Looking at the entries, say how many lines contain the string "eines". Offer nothing besides the number.

[Entries of transcribed document text]
━━━━━━━━
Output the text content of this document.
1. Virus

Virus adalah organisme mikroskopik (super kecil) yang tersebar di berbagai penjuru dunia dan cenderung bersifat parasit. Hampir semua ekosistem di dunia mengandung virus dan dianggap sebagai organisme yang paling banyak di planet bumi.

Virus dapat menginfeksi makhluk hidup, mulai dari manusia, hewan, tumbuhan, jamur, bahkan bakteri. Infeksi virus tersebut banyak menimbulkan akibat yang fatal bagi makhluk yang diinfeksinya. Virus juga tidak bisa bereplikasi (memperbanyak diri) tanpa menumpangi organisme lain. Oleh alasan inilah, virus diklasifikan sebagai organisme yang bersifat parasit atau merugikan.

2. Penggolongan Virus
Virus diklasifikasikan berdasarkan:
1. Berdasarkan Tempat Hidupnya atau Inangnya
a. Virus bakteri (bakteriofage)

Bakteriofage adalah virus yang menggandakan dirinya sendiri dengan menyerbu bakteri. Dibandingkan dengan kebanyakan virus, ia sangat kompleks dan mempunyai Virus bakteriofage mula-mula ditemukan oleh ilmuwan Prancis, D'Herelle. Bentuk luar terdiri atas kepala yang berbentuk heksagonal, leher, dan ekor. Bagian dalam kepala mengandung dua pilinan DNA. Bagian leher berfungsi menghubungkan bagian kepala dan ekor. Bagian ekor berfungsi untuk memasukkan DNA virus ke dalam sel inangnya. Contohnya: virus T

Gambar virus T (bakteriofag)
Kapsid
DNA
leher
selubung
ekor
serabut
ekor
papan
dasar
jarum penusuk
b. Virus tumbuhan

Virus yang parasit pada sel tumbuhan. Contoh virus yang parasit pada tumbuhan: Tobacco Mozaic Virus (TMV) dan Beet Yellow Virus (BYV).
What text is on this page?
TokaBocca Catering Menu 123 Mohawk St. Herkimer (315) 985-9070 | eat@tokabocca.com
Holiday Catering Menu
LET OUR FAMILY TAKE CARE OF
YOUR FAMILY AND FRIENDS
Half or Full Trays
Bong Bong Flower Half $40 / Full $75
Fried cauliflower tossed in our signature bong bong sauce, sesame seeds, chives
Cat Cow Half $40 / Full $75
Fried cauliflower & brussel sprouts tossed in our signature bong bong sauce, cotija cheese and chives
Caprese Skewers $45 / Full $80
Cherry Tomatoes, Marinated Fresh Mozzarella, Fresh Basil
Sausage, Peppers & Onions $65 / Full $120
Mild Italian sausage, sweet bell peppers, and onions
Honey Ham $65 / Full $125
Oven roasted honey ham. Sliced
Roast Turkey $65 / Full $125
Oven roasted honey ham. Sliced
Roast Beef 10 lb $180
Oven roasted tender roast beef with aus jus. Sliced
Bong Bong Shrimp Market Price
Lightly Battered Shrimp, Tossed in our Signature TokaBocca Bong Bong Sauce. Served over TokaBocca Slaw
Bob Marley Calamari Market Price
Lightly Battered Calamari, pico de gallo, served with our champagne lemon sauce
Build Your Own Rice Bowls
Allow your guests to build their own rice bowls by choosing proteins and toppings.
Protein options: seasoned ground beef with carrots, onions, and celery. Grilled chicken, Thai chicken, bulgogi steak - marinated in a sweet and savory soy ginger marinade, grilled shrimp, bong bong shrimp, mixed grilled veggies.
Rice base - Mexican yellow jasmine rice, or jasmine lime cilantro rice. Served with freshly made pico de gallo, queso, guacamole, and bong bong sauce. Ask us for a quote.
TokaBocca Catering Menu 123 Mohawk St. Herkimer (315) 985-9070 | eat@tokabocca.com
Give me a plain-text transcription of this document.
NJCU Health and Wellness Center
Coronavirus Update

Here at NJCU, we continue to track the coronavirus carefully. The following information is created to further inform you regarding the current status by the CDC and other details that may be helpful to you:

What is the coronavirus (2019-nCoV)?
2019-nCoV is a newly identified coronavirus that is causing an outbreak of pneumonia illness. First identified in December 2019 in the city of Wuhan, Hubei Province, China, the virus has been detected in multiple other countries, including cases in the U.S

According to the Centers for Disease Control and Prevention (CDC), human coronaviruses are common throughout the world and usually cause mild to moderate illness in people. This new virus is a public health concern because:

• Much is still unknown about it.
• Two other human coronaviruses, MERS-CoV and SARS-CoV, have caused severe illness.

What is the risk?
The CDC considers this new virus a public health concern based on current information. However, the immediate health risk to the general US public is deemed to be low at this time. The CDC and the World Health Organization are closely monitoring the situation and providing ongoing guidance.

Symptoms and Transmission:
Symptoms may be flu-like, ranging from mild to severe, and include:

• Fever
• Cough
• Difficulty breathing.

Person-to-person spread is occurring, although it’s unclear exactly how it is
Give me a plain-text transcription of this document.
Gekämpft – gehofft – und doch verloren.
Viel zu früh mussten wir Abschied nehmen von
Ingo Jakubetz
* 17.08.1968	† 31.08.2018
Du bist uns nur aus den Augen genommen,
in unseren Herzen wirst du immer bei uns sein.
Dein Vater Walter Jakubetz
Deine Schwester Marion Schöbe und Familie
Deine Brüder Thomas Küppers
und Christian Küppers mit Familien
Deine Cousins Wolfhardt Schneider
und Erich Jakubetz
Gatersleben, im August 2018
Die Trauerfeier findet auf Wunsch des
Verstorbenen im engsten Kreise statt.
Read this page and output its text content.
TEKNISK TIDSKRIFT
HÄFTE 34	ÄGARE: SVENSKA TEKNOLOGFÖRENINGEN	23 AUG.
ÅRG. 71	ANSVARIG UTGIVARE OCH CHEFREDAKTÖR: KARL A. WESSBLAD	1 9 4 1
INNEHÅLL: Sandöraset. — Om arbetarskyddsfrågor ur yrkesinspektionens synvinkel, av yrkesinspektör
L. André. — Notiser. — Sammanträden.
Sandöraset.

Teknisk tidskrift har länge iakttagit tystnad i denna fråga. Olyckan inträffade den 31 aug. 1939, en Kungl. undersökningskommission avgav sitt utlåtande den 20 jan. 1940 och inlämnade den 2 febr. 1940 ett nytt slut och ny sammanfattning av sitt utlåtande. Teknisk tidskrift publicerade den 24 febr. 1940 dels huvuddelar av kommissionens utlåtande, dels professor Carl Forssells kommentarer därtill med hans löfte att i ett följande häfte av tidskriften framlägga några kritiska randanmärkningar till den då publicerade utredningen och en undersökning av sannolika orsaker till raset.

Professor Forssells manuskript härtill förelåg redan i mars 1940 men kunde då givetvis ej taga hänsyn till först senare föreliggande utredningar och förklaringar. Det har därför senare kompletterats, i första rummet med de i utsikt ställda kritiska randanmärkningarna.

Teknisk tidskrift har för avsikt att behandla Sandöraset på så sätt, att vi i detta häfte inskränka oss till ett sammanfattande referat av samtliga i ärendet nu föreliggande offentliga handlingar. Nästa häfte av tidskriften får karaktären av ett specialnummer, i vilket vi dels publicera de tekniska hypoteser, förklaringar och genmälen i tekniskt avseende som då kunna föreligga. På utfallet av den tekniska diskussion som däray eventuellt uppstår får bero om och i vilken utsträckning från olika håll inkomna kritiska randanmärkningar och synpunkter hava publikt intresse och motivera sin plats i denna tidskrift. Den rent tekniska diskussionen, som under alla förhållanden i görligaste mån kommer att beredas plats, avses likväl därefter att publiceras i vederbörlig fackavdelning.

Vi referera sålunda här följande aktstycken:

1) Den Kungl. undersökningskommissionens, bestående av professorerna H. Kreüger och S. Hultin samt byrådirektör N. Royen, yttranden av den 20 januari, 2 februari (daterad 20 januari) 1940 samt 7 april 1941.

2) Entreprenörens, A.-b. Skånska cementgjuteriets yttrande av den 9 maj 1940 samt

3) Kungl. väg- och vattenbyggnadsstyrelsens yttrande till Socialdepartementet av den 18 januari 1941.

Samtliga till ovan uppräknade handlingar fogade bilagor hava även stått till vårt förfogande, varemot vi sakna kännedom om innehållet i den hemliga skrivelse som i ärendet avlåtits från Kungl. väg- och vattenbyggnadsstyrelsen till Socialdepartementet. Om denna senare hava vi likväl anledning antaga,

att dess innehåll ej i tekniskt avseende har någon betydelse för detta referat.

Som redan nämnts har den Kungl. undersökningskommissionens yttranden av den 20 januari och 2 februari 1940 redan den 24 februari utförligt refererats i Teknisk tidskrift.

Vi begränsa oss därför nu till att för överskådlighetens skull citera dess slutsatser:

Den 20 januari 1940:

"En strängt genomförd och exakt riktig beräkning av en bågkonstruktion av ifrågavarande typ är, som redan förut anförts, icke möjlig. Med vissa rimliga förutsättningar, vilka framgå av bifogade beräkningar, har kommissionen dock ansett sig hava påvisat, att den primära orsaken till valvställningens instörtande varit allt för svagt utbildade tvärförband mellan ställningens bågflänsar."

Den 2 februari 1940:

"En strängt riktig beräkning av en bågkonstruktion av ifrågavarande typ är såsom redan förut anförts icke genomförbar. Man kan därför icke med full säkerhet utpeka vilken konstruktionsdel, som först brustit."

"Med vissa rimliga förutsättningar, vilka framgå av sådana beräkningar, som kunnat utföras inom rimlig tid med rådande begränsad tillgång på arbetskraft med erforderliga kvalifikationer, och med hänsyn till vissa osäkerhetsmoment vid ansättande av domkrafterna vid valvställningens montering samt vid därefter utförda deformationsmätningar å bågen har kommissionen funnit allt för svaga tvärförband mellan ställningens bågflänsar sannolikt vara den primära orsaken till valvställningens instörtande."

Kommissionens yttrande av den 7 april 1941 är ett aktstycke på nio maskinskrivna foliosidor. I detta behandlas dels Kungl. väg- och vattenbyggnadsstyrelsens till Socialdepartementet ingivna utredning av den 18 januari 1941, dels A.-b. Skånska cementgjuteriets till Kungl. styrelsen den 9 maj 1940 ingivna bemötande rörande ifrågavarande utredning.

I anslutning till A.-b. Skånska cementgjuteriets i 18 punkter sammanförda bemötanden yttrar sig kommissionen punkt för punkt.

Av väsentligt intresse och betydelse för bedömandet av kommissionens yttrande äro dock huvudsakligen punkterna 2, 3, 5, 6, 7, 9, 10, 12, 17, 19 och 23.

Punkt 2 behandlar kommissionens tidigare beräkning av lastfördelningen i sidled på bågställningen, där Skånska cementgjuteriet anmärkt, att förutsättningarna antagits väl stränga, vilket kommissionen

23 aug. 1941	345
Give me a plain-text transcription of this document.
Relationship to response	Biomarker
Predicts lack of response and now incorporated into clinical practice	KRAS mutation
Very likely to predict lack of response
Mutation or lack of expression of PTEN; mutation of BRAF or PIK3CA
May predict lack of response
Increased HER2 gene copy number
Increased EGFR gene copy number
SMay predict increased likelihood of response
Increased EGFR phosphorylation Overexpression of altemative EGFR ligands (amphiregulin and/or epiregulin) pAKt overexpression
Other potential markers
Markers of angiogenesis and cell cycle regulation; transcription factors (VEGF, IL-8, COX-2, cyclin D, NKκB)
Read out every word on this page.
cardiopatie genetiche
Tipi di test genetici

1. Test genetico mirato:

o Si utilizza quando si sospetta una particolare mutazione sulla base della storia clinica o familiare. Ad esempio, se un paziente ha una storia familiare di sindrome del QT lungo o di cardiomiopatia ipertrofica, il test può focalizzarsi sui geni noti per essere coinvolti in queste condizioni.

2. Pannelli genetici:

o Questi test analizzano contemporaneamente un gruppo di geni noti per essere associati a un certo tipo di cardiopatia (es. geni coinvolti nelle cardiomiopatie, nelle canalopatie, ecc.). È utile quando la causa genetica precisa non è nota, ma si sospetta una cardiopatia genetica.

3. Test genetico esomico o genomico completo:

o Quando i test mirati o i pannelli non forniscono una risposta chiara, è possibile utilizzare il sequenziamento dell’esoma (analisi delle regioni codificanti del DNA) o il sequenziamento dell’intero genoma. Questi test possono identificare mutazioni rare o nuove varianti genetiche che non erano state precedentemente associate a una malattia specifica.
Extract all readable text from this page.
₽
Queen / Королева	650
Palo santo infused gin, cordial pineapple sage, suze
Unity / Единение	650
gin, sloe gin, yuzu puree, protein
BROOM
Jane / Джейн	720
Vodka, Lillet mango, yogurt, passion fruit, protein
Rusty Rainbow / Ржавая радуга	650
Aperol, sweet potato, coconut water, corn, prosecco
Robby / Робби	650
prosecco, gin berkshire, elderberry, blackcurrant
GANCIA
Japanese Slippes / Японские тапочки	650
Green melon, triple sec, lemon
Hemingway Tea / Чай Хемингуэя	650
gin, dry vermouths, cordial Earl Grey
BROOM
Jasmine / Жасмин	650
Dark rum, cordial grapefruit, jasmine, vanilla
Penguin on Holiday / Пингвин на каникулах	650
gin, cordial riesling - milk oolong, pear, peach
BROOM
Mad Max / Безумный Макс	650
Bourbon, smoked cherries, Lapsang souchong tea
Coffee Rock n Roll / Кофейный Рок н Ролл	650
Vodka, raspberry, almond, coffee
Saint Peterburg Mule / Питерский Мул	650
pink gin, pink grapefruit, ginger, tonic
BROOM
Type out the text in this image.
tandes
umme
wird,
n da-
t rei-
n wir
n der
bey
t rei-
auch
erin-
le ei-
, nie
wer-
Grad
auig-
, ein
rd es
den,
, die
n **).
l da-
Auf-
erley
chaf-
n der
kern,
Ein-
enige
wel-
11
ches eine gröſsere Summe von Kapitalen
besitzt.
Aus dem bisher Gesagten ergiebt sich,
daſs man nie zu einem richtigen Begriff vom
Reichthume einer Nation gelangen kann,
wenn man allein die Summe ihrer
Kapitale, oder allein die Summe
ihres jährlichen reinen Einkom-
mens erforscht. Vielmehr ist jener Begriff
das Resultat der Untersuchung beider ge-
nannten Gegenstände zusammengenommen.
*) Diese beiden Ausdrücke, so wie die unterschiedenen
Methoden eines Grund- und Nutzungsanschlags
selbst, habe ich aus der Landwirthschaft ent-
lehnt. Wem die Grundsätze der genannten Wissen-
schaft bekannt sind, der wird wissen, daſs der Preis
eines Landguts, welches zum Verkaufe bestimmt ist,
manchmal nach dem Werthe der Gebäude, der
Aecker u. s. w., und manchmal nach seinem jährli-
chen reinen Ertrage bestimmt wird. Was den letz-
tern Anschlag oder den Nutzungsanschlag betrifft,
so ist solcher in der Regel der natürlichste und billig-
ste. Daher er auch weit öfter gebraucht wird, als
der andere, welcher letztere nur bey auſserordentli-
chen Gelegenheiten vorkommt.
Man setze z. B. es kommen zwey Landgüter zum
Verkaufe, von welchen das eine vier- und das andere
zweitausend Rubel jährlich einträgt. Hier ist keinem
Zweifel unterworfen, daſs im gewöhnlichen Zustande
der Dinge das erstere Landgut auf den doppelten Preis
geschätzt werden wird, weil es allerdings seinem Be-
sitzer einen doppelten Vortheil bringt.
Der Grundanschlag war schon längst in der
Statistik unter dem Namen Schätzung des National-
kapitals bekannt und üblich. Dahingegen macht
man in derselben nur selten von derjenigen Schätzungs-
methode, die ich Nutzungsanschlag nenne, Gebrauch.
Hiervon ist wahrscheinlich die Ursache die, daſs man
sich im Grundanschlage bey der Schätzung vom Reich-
━━━━━━━━
WRITTEN ANSWER:
2